*EXERCISE DIRECTIONS*. Using the data below, gather each line that includes the word "системы".

*AVAILABLE RECORDS*.
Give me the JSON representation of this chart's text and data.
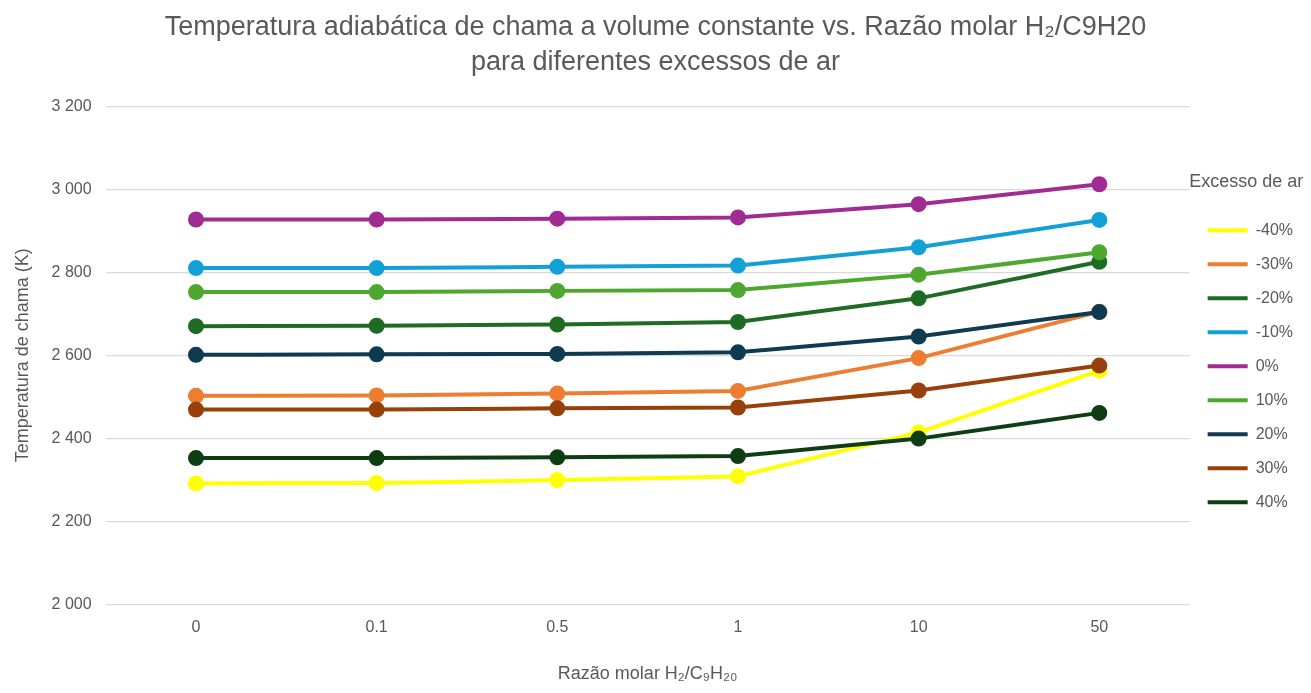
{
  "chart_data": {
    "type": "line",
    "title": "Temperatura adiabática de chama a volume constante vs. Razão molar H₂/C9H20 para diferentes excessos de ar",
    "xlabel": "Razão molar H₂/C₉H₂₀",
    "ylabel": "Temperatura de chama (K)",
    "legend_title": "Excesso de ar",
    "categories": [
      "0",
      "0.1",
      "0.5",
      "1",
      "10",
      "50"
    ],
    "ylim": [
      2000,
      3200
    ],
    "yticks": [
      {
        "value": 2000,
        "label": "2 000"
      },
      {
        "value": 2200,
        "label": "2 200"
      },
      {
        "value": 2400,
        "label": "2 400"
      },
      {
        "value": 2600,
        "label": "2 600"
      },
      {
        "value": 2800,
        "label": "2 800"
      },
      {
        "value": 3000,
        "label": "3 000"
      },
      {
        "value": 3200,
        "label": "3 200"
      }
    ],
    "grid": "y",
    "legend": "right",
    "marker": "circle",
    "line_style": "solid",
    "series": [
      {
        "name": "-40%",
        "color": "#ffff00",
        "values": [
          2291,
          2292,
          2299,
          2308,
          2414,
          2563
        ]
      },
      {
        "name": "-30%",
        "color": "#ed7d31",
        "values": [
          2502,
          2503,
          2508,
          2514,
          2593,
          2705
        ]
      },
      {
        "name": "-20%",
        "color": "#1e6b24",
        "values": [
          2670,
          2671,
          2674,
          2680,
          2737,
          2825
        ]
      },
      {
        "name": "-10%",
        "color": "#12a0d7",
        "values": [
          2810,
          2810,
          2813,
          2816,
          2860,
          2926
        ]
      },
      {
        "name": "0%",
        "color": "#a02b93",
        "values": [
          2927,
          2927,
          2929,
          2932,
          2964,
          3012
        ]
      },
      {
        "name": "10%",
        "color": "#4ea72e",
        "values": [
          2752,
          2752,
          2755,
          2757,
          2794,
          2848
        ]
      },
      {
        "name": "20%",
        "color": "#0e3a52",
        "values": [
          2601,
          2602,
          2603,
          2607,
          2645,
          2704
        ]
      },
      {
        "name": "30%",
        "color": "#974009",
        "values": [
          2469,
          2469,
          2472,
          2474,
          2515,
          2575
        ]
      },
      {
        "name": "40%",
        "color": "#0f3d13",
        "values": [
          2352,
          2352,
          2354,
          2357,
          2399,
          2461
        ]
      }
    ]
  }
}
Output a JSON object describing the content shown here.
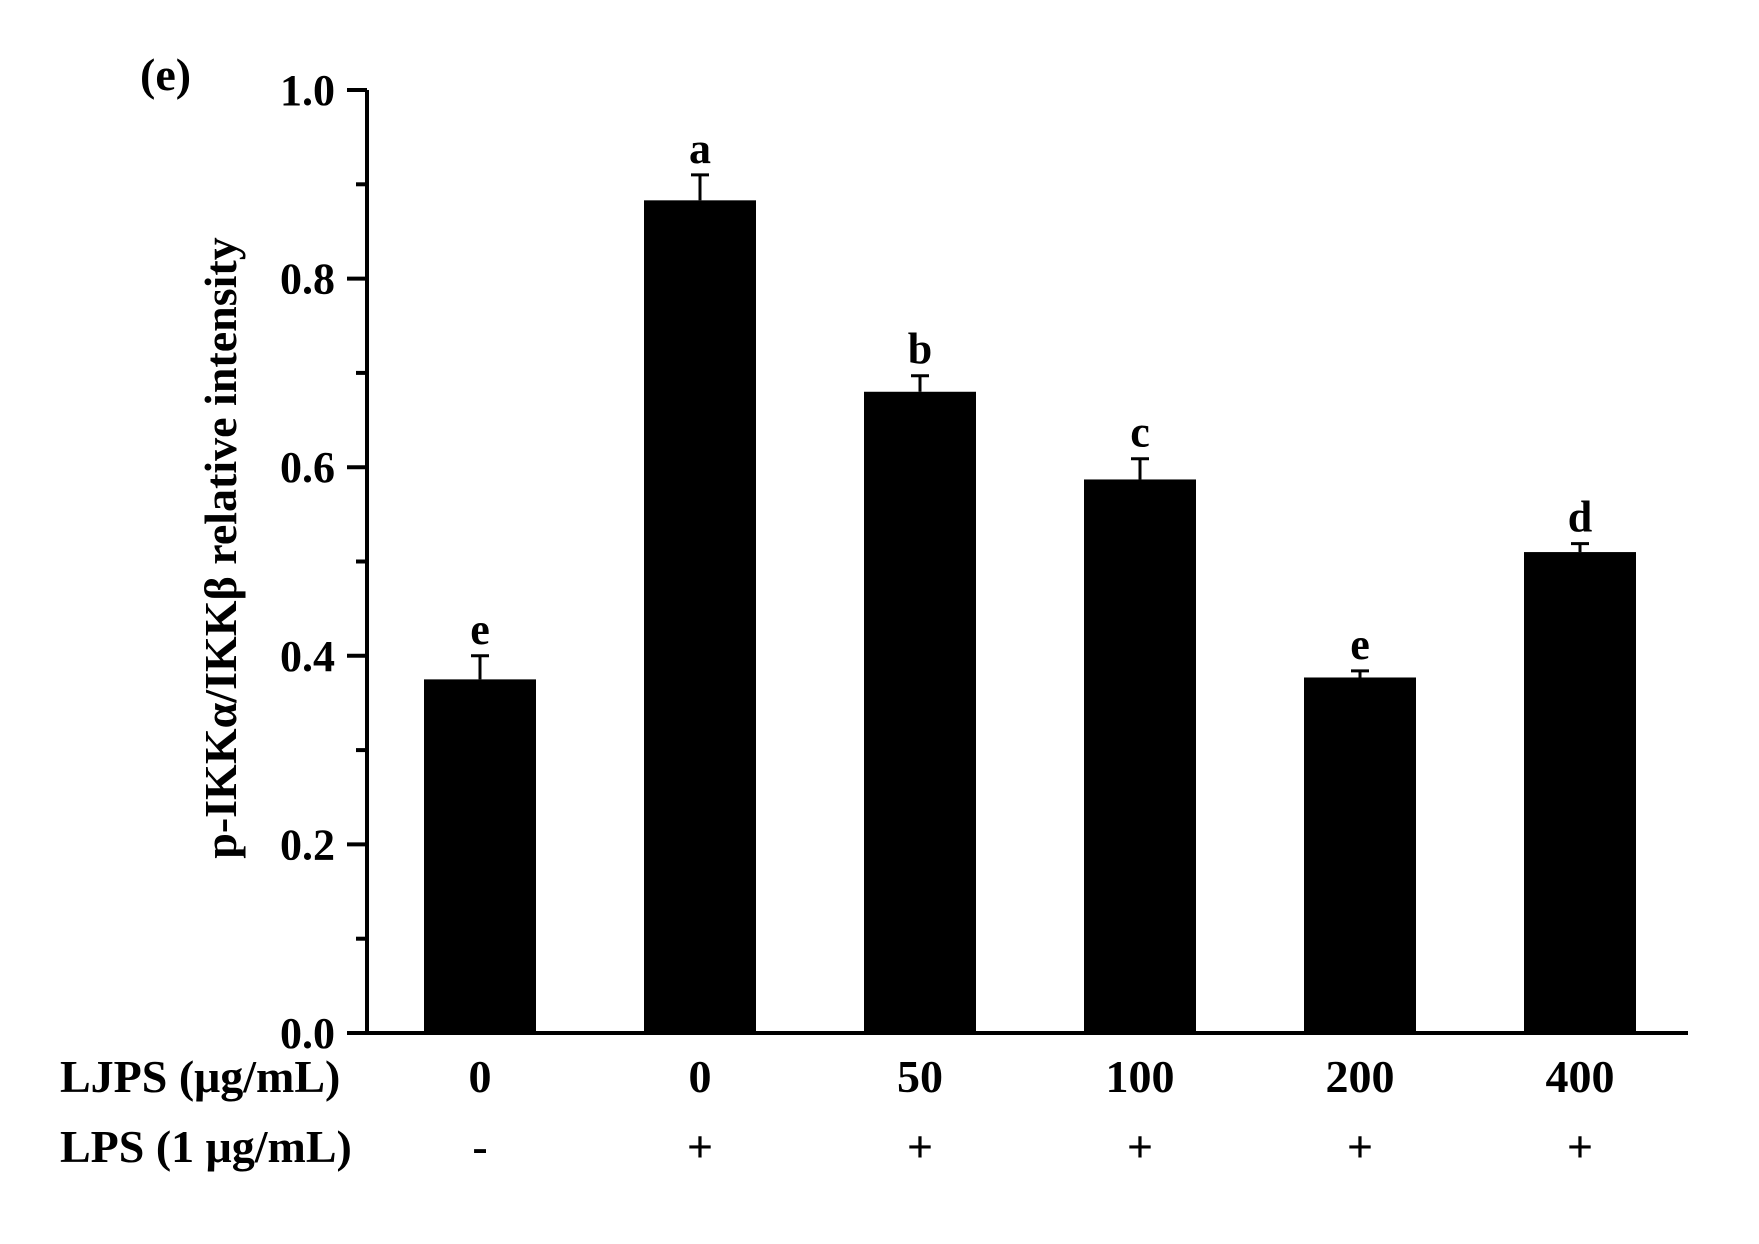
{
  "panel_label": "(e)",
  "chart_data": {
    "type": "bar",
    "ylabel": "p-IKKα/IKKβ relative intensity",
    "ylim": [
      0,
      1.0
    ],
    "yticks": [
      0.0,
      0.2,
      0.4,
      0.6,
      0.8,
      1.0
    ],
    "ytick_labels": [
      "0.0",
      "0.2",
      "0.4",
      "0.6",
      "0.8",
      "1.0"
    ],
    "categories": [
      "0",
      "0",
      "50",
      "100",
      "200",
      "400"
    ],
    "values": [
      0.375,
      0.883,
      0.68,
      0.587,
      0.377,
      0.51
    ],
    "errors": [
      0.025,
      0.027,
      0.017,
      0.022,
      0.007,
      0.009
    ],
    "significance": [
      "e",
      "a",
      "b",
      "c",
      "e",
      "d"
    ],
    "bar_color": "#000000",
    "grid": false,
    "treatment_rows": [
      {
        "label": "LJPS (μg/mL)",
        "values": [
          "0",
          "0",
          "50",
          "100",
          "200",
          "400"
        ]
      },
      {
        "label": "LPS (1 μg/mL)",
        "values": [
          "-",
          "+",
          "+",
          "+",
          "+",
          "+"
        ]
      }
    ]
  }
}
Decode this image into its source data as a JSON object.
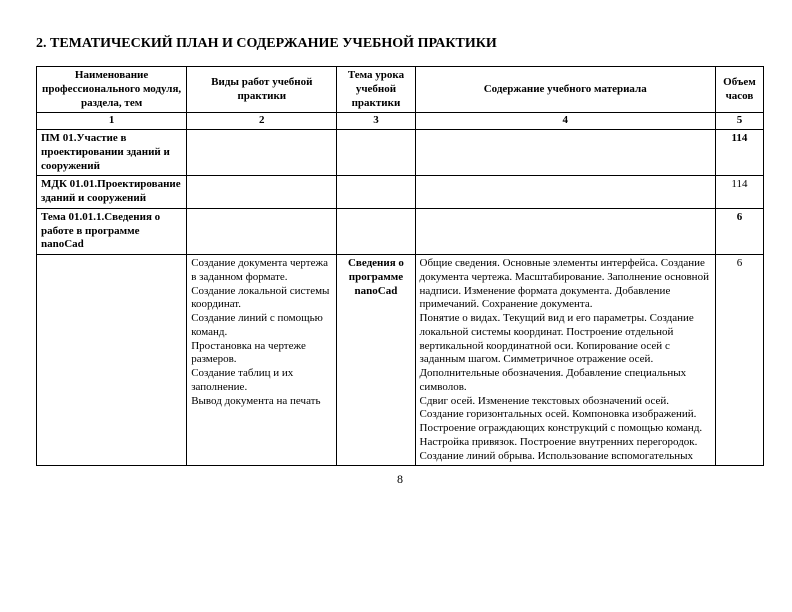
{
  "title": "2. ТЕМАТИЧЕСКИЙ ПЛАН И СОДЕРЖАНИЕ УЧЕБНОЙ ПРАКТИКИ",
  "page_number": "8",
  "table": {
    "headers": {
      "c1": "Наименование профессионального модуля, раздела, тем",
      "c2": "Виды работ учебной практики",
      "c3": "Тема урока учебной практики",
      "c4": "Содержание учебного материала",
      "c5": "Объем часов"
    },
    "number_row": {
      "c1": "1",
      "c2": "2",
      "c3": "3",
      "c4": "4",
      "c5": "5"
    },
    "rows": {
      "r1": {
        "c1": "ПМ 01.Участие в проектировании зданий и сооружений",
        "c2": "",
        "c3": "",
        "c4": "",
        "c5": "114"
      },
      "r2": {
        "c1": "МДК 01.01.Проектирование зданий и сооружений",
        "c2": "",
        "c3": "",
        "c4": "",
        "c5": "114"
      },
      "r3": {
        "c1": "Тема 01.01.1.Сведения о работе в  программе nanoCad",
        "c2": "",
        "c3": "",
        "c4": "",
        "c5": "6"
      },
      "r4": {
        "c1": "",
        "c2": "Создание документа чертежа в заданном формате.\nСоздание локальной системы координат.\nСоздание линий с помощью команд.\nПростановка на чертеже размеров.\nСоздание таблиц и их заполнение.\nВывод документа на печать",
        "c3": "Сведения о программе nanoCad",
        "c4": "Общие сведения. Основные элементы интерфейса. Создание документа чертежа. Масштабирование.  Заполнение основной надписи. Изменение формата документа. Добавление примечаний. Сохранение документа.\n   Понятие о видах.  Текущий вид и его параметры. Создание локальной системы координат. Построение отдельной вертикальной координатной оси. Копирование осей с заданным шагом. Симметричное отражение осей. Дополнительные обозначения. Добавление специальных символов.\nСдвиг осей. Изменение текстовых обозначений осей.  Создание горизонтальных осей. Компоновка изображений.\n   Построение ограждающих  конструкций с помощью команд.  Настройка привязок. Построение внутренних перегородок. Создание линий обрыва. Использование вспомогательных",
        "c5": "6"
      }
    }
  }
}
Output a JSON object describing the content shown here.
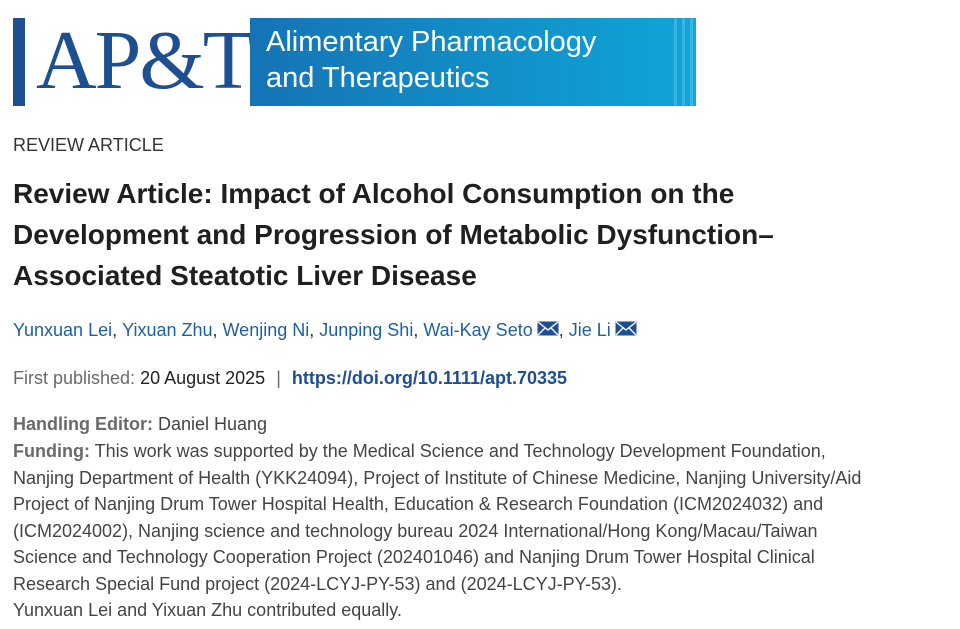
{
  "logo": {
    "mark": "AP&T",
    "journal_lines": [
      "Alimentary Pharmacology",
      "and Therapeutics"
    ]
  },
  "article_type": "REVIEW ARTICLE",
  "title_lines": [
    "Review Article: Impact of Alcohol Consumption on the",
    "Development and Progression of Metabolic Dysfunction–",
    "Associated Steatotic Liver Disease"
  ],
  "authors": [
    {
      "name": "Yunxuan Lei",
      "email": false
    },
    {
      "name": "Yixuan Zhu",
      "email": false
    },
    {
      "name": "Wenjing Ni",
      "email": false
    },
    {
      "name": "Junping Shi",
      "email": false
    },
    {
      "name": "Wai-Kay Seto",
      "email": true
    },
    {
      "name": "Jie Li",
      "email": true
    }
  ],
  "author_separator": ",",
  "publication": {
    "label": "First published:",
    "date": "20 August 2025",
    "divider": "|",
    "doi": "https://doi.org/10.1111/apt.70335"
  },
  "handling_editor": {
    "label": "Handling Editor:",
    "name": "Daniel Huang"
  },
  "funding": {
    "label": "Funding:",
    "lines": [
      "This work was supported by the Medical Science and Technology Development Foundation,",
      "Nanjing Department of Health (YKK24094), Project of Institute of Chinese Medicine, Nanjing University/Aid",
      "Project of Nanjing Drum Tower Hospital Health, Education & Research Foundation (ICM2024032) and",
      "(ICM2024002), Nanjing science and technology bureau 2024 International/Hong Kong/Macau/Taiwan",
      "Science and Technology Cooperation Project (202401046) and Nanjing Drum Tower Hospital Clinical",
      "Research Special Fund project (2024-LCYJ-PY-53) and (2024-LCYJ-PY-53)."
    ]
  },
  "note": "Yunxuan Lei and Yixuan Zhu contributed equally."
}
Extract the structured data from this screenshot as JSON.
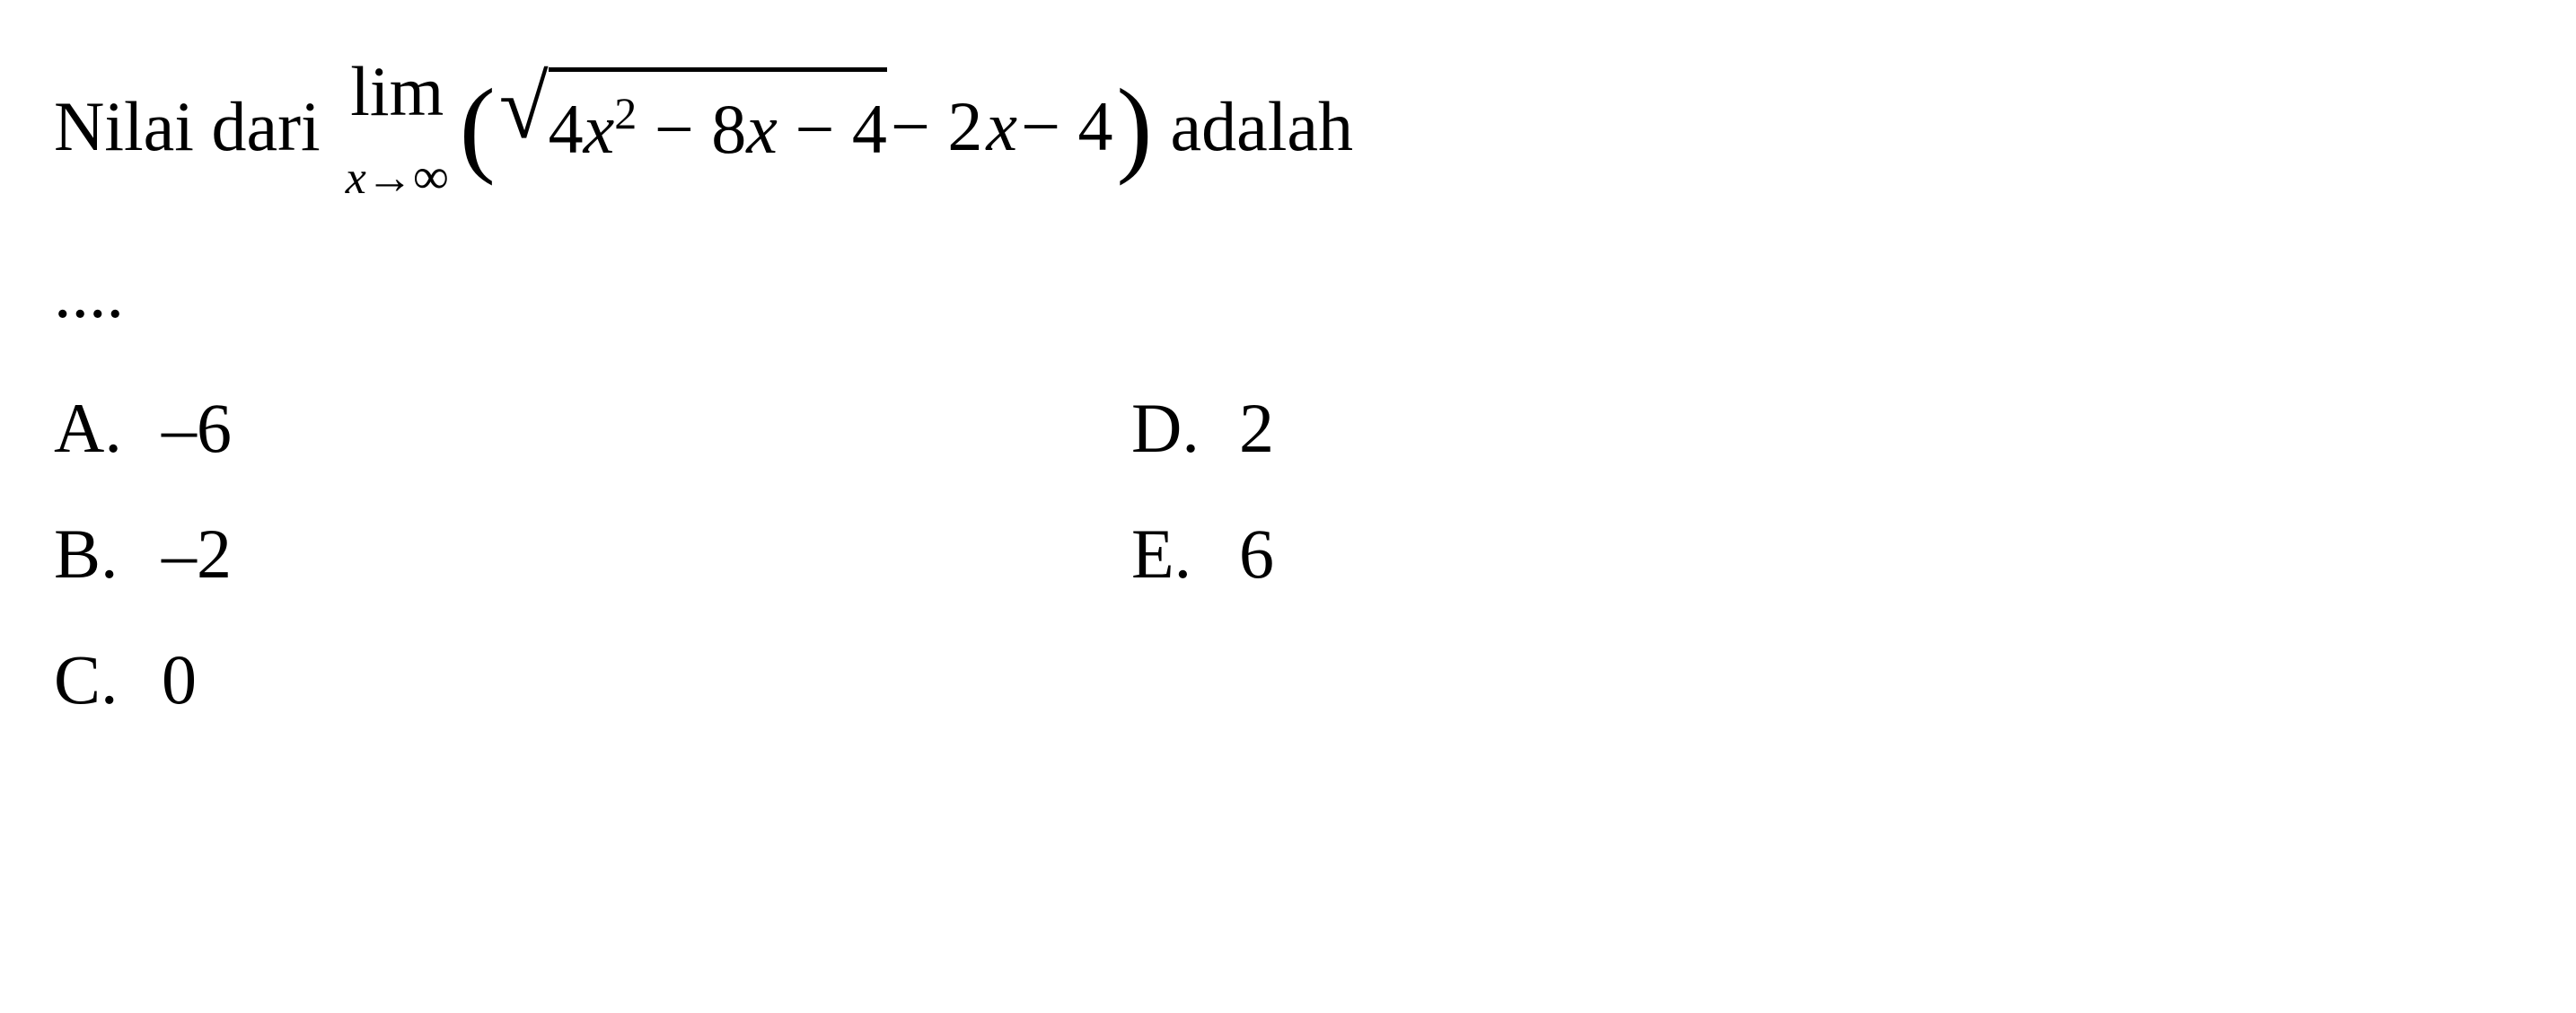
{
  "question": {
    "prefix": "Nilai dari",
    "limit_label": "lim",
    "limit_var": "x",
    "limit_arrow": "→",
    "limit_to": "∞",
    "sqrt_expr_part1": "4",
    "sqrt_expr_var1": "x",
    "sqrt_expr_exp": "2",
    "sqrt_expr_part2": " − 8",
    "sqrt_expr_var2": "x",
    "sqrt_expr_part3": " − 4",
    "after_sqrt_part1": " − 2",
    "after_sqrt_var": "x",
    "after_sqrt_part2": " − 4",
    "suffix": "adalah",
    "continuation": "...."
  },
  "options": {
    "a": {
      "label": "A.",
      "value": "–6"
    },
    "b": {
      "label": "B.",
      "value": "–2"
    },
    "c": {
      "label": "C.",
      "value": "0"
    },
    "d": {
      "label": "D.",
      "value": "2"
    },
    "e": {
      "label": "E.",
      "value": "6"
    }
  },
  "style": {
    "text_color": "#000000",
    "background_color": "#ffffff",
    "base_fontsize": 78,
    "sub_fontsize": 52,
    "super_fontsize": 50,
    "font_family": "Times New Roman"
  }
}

*THE RESULT*.
        "c2": "Создание документа чертежа в заданном формате.\nСоздание локальной системы координат.\nСоздание линий с помощью команд.\nПростановка на чертеже размеров.\nСоздание таблиц и их заполнение.\nВывод документа на печать",
        "c4": "Общие сведения. Основные элементы интерфейса. Создание документа чертежа. Масштабирование.  Заполнение основной надписи. Изменение формата документа. Добавление примечаний. Сохранение документа.\n   Понятие о видах.  Текущий вид и его параметры. Создание локальной системы координат. Построение отдельной вертикальной координатной оси. Копирование осей с заданным шагом. Симметричное отражение осей. Дополнительные обозначения. Добавление специальных символов.\nСдвиг осей. Изменение текстовых обозначений осей.  Создание горизонтальных осей. Компоновка изображений.\n   Построение ограждающих  конструкций с помощью команд.  Настройка привязок. Построение внутренних перегородок. Создание линий обрыва. Использование вспомогательных",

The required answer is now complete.